▶ PROBLEMA 1:
Responda, por favor, com base na notícia sobre a cúpula do Brics:
(a) Em que ano o Brics foi criado?
(b) Em que dia da semana foi realizada a cúpula do Brics?
(c) Em quais cidades serviu o diplomata Fausto Godoy?
▶ PROBLEMA 2:
Liste todos os países mencionados na notícia sobre a cúpula do Brics.

▶ TEXTO EM ANÁLISE:
--

Presidente da República Jair Bolsonaro, durante reunião da XII Cúpula de Líderes do BRICS (Marcos Corrêa/PR/Flickr)
Estadão Conteúdo
Publicado em 19 de novembro de 2020 às 10h04.
Última atualização em 19 de novembro de 2020 às 10h23.
A declaração final da cúpula do Brics, realizada na terça-feira, 17, se tornou mais um obstáculo para que Brasil, Índia e África do Sul desempenhem papéis mais relevantes na ONU. Em um movimento distinto de anos anteriores, quando houve apoio de Rússia e China, a ampliação do Conselho de Segurança e uma vaga para os outros três membros ficaram mais distantes.
"Quando algo entra ou sai da declaração final, nunca é por acaso. São documentos preparados ao longo de meses", afirmou Oliver Stuenkel, coordenador da pós-graduação em relações internacionais da FGV-SP e autor de um livro sobre o Brics. "Se algo fica no texto ao longo de 11 anos e de repente sai, é por uma razão específica."
Criado em 2009, o Brics é um grupo informal que permite a Rússia China, Índia, Brasil e África do Sul maior poder no cenário internacional. Os países fazem cúpulas anuais - a última ocorreu de forma virtual.
Para Stuenkel, a Rússia não retiraria esse trecho por iniciativa própria, pois em comunicações anteriores não manifestou desconforto. "É muito provável que seja iniciativa chinesa, especialmente porque a relação com o Brasil e com a Índia passa por uma crise."
Apesar de apoiar uma reforma na ONU, a China se opõe à entrada no Conselho de Segurança de rivais regionais, como Japão e Índia aliados do Brasil na busca pela ampliação do órgão, explica o diplomata Fausto Godoy, que serviu em Mumbai, Pequim e Tóquio. "Há dois países (Índia e Japão) que querem de qualquer maneira entrar e há a China e a Rússia, que não querem ampliar porque perderão poder", afirmou Godoy. Procurada, a Embaixada da China no Brasil não se manifestou.

--

▶ Dados de origem:
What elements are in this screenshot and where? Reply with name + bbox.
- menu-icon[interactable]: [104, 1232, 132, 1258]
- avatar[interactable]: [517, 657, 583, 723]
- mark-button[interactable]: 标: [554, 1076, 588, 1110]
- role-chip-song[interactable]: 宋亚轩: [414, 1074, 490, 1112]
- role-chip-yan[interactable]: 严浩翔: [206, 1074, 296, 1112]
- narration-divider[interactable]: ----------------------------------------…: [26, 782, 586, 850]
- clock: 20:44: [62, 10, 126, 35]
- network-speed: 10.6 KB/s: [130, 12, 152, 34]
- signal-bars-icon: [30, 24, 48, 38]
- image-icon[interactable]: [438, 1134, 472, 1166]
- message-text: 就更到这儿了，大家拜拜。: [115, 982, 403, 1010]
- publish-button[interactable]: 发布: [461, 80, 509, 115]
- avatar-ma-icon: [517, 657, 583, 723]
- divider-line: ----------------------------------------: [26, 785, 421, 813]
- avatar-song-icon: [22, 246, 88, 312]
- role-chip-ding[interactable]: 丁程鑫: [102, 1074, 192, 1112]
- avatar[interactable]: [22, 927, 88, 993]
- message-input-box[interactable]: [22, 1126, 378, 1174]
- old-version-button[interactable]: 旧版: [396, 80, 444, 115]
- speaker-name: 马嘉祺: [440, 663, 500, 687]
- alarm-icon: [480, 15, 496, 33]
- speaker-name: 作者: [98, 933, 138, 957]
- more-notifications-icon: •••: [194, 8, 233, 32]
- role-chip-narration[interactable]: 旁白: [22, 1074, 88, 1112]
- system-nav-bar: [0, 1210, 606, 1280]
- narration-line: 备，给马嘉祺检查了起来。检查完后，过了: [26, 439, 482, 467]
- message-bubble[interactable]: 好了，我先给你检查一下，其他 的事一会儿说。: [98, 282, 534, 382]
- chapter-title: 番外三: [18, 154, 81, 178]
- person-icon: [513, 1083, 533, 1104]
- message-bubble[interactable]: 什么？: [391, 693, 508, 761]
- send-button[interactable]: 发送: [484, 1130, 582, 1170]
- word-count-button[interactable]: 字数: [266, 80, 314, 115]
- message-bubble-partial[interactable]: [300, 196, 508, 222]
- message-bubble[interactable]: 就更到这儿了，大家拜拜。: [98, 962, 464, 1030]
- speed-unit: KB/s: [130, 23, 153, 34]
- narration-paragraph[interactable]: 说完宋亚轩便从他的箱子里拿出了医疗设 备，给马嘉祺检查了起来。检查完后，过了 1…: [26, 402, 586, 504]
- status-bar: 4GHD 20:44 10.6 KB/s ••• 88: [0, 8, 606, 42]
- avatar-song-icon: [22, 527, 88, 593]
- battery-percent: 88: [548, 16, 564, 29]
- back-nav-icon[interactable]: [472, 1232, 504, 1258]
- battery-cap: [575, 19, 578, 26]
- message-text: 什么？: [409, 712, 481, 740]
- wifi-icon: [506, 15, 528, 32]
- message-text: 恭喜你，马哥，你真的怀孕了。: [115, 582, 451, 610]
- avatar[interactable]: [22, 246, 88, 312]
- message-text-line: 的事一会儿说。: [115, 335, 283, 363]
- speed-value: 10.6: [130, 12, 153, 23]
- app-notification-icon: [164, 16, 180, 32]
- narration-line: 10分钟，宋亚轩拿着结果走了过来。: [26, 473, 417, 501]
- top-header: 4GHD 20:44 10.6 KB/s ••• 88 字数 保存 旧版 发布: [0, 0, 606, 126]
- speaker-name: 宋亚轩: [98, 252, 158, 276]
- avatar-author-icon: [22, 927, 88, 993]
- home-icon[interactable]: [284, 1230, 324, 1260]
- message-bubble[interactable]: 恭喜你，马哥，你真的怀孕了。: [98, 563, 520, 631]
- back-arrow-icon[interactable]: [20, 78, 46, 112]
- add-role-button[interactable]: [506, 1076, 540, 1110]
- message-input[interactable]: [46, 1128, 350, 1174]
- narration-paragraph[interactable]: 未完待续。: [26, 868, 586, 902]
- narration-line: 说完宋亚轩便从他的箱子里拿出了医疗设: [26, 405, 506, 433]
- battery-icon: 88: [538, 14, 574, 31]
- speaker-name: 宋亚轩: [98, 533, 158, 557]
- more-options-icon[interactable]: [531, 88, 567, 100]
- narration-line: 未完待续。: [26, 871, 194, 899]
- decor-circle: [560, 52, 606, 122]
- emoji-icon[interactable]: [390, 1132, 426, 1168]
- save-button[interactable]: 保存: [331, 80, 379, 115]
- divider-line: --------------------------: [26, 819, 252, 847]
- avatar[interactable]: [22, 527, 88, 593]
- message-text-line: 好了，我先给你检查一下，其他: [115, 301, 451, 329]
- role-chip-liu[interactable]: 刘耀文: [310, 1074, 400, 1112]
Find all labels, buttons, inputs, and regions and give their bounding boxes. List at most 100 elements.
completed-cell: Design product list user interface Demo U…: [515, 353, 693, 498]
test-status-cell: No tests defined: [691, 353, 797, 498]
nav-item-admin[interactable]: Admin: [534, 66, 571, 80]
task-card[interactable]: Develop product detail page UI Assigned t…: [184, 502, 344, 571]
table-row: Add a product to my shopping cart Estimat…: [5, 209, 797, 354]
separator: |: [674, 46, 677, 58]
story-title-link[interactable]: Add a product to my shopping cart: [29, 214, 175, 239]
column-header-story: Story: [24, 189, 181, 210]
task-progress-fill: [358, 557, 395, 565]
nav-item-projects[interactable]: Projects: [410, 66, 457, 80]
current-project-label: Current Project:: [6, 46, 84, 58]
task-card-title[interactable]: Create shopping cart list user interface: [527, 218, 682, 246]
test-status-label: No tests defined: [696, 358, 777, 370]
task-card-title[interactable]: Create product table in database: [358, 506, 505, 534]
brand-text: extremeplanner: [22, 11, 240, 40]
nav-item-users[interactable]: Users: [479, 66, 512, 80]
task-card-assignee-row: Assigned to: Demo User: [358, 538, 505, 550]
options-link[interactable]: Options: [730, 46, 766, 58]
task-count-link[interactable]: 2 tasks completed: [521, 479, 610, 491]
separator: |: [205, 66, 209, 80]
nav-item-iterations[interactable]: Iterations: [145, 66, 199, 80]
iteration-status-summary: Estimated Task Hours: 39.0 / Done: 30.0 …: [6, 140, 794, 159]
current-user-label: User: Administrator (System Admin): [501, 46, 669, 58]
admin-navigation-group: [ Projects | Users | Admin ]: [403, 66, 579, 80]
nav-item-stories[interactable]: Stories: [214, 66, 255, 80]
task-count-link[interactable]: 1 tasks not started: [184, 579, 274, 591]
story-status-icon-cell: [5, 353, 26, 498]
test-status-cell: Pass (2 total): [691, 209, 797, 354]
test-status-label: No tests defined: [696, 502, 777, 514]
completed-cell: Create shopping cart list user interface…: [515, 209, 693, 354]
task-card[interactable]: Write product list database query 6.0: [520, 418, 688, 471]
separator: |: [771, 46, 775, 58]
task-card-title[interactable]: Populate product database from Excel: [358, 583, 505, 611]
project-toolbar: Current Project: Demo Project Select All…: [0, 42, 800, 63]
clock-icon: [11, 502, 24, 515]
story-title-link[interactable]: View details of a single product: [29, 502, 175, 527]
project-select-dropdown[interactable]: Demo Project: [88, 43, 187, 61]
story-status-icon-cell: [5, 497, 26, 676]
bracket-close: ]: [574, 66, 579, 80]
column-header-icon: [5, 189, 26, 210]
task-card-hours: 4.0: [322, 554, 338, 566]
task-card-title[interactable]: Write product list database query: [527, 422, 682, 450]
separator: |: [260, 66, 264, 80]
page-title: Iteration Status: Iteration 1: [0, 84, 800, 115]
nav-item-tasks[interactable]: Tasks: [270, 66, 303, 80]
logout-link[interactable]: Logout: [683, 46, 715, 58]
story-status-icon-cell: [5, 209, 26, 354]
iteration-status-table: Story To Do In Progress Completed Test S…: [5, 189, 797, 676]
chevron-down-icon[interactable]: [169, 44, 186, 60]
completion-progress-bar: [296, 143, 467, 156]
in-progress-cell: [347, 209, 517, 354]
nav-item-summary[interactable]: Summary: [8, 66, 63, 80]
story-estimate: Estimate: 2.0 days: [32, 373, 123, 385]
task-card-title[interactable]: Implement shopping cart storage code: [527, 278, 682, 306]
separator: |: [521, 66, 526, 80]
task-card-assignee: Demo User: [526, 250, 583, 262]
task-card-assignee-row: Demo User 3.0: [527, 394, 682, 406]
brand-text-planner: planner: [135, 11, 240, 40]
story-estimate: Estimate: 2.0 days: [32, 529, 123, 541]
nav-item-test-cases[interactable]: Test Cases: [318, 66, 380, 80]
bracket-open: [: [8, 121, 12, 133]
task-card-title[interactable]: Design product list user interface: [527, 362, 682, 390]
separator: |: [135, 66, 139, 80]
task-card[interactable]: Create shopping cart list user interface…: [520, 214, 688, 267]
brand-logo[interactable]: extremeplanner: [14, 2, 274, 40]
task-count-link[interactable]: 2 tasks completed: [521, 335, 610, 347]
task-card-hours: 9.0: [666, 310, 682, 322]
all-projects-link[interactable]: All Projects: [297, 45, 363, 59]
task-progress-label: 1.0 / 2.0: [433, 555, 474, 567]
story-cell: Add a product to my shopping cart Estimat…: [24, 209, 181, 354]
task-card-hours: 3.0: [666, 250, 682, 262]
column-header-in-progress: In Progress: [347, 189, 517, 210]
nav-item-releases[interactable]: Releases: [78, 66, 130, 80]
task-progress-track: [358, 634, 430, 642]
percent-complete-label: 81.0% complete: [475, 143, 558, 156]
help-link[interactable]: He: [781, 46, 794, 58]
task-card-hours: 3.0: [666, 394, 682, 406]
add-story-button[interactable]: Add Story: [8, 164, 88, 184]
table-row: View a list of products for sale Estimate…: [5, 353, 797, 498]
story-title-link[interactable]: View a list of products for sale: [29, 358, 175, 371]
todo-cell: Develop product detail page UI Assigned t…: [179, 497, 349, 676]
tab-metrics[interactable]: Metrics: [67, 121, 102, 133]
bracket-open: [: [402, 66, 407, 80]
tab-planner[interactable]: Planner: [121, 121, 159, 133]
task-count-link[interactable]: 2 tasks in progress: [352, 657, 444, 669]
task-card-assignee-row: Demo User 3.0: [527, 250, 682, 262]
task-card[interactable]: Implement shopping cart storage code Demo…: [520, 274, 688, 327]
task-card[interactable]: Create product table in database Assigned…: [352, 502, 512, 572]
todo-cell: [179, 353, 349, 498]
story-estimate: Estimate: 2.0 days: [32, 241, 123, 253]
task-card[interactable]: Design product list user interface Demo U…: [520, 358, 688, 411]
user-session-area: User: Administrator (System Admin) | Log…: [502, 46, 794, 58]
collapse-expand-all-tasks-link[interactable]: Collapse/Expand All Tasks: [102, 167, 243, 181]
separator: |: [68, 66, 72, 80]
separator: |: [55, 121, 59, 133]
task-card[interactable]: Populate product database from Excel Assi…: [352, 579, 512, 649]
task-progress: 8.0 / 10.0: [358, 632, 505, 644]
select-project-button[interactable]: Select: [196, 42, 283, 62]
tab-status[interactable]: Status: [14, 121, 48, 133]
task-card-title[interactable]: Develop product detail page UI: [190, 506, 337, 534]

--

▶ SOLUÇÃO COMENTADA 1:
(a) Em 2009.
(b) Na terça-feira, dia 17.
(c) Em Mumbai, Pequim e Tóquio.

▶ SOLUÇÃO COMENTADA 2:
Brasil, Índia, África do Sul, Rússia, China e Japão.